====== DATA
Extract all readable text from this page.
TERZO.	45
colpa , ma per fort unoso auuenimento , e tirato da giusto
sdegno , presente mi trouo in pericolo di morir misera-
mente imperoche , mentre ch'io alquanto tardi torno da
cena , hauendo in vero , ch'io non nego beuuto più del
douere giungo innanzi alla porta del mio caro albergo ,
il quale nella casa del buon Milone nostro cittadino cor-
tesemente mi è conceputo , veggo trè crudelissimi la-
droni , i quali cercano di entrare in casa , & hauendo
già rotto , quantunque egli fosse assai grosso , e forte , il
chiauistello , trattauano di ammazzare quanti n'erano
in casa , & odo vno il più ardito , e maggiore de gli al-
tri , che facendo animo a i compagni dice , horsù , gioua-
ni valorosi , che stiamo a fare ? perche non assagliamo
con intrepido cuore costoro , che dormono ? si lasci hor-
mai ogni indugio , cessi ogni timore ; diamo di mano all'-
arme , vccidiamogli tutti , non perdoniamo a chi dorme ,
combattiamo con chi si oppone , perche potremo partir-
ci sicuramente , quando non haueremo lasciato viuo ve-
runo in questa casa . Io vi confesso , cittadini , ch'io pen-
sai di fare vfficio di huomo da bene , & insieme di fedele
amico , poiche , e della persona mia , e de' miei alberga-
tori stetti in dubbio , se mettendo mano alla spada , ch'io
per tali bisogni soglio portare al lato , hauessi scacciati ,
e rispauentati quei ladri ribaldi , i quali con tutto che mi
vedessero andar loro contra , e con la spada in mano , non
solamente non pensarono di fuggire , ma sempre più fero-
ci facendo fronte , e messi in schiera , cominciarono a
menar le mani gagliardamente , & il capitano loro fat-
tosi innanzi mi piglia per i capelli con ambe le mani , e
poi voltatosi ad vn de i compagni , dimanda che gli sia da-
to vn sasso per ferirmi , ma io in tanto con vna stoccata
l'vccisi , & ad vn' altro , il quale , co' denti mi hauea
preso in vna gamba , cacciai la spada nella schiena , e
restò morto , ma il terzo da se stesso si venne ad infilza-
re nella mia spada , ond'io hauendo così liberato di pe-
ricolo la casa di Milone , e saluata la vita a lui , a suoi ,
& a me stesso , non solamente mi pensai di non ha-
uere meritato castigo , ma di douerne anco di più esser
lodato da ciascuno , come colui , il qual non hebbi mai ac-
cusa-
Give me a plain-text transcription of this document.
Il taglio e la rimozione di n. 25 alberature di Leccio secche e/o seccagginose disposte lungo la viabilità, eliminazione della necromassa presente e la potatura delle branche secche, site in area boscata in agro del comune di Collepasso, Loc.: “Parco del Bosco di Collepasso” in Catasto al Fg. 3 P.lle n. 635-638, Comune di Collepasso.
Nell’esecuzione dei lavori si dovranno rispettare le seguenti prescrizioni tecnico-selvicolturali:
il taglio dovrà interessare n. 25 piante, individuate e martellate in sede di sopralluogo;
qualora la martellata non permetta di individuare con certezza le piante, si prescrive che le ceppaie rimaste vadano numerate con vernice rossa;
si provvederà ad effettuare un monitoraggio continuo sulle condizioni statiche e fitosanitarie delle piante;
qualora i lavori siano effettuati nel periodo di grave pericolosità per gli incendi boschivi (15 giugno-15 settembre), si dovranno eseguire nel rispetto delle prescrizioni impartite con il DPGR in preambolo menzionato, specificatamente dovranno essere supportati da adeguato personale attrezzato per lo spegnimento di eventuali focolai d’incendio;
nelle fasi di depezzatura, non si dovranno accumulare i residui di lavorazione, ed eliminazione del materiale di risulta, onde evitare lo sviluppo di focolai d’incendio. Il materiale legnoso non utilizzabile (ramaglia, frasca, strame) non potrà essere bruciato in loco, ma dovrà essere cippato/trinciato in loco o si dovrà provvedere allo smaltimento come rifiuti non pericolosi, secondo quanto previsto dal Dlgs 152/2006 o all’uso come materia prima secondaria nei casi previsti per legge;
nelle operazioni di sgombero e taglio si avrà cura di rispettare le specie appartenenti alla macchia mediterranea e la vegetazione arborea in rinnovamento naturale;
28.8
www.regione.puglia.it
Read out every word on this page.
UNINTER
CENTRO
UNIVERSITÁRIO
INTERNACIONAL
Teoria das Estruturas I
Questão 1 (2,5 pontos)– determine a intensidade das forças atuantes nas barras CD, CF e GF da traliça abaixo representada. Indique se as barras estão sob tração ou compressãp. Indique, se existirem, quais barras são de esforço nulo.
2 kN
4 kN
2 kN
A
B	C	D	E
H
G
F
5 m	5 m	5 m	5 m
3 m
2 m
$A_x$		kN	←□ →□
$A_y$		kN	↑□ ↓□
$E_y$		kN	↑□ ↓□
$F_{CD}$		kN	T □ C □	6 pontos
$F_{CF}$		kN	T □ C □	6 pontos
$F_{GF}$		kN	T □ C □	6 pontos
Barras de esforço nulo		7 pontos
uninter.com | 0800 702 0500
============
**TASK INSTRUCTIONS**
Take the listing above and write it out again exactly.

**RESULT**
Extract all readable text from this page.
TERZO.	45
colpa , ma per fort unoso auuenimento , e tirato da giusto
sdegno , presente mi trouo in pericolo di morir misera-
mente imperoche , mentre ch'io alquanto tardi torno da
cena , hauendo in vero , ch'io non nego beuuto più del
douere giungo innanzi alla porta del mio caro albergo ,
il quale nella casa del buon Milone nostro cittadino cor-
tesemente mi è conceputo , veggo trè crudelissimi la-
droni , i quali cercano di entrare in casa , & hauendo
già rotto , quantunque egli fosse assai grosso , e forte , il
chiauistello , trattauano di ammazzare quanti n'erano
in casa , & odo vno il più ardito , e maggiore de gli al-
tri , che facendo animo a i compagni dice , horsù , gioua-
ni valorosi , che stiamo a fare ? perche non assagliamo
con intrepido cuore costoro , che dormono ? si lasci hor-
mai ogni indugio , cessi ogni timore ; diamo di mano all'-
arme , vccidiamogli tutti , non perdoniamo a chi dorme ,
combattiamo con chi si oppone , perche potremo partir-
ci sicuramente , quando non haueremo lasciato viuo ve-
runo in questa casa . Io vi confesso , cittadini , ch'io pen-
sai di fare vfficio di huomo da bene , & insieme di fedele
amico , poiche , e della persona mia , e de' miei alberga-
tori stetti in dubbio , se mettendo mano alla spada , ch'io
per tali bisogni soglio portare al lato , hauessi scacciati ,
e rispauentati quei ladri ribaldi , i quali con tutto che mi
vedessero andar loro contra , e con la spada in mano , non
solamente non pensarono di fuggire , ma sempre più fero-
ci facendo fronte , e messi in schiera , cominciarono a
menar le mani gagliardamente , & il capitano loro fat-
tosi innanzi mi piglia per i capelli con ambe le mani , e
poi voltatosi ad vn de i compagni , dimanda che gli sia da-
to vn sasso per ferirmi , ma io in tanto con vna stoccata
l'vccisi , & ad vn' altro , il quale , co' denti mi hauea
preso in vna gamba , cacciai la spada nella schiena , e
restò morto , ma il terzo da se stesso si venne ad infilza-
re nella mia spada , ond'io hauendo così liberato di pe-
ricolo la casa di Milone , e saluata la vita a lui , a suoi ,
& a me stesso , non solamente mi pensai di non ha-
uere meritato castigo , ma di douerne anco di più esser
lodato da ciascuno , come colui , il qual non hebbi mai ac-
cusa-
Give me a plain-text transcription of this document.
Il taglio e la rimozione di n. 25 alberature di Leccio secche e/o seccagginose disposte lungo la viabilità, eliminazione della necromassa presente e la potatura delle branche secche, site in area boscata in agro del comune di Collepasso, Loc.: “Parco del Bosco di Collepasso” in Catasto al Fg. 3 P.lle n. 635-638, Comune di Collepasso.
Nell’esecuzione dei lavori si dovranno rispettare le seguenti prescrizioni tecnico-selvicolturali:
il taglio dovrà interessare n. 25 piante, individuate e martellate in sede di sopralluogo;
qualora la martellata non permetta di individuare con certezza le piante, si prescrive che le ceppaie rimaste vadano numerate con vernice rossa;
si provvederà ad effettuare un monitoraggio continuo sulle condizioni statiche e fitosanitarie delle piante;
qualora i lavori siano effettuati nel periodo di grave pericolosità per gli incendi boschivi (15 giugno-15 settembre), si dovranno eseguire nel rispetto delle prescrizioni impartite con il DPGR in preambolo menzionato, specificatamente dovranno essere supportati da adeguato personale attrezzato per lo spegnimento di eventuali focolai d’incendio;
nelle fasi di depezzatura, non si dovranno accumulare i residui di lavorazione, ed eliminazione del materiale di risulta, onde evitare lo sviluppo di focolai d’incendio. Il materiale legnoso non utilizzabile (ramaglia, frasca, strame) non potrà essere bruciato in loco, ma dovrà essere cippato/trinciato in loco o si dovrà provvedere allo smaltimento come rifiuti non pericolosi, secondo quanto previsto dal Dlgs 152/2006 o all’uso come materia prima secondaria nei casi previsti per legge;
nelle operazioni di sgombero e taglio si avrà cura di rispettare le specie appartenenti alla macchia mediterranea e la vegetazione arborea in rinnovamento naturale;
28.8
www.regione.puglia.it
Read out every word on this page.
UNINTER
CENTRO
UNIVERSITÁRIO
INTERNACIONAL
Teoria das Estruturas I
Questão 1 (2,5 pontos)– determine a intensidade das forças atuantes nas barras CD, CF e GF da traliça abaixo representada. Indique se as barras estão sob tração ou compressãp. Indique, se existirem, quais barras são de esforço nulo.
2 kN
4 kN
2 kN
A
B	C	D	E
H
G
F
5 m	5 m	5 m	5 m
3 m
2 m
$A_x$		kN	←□ →□
$A_y$		kN	↑□ ↓□
$E_y$		kN	↑□ ↓□
$F_{CD}$		kN	T □ C □	6 pontos
$F_{CF}$		kN	T □ C □	6 pontos
$F_{GF}$		kN	T □ C □	6 pontos
Barras de esforço nulo		7 pontos
uninter.com | 0800 702 0500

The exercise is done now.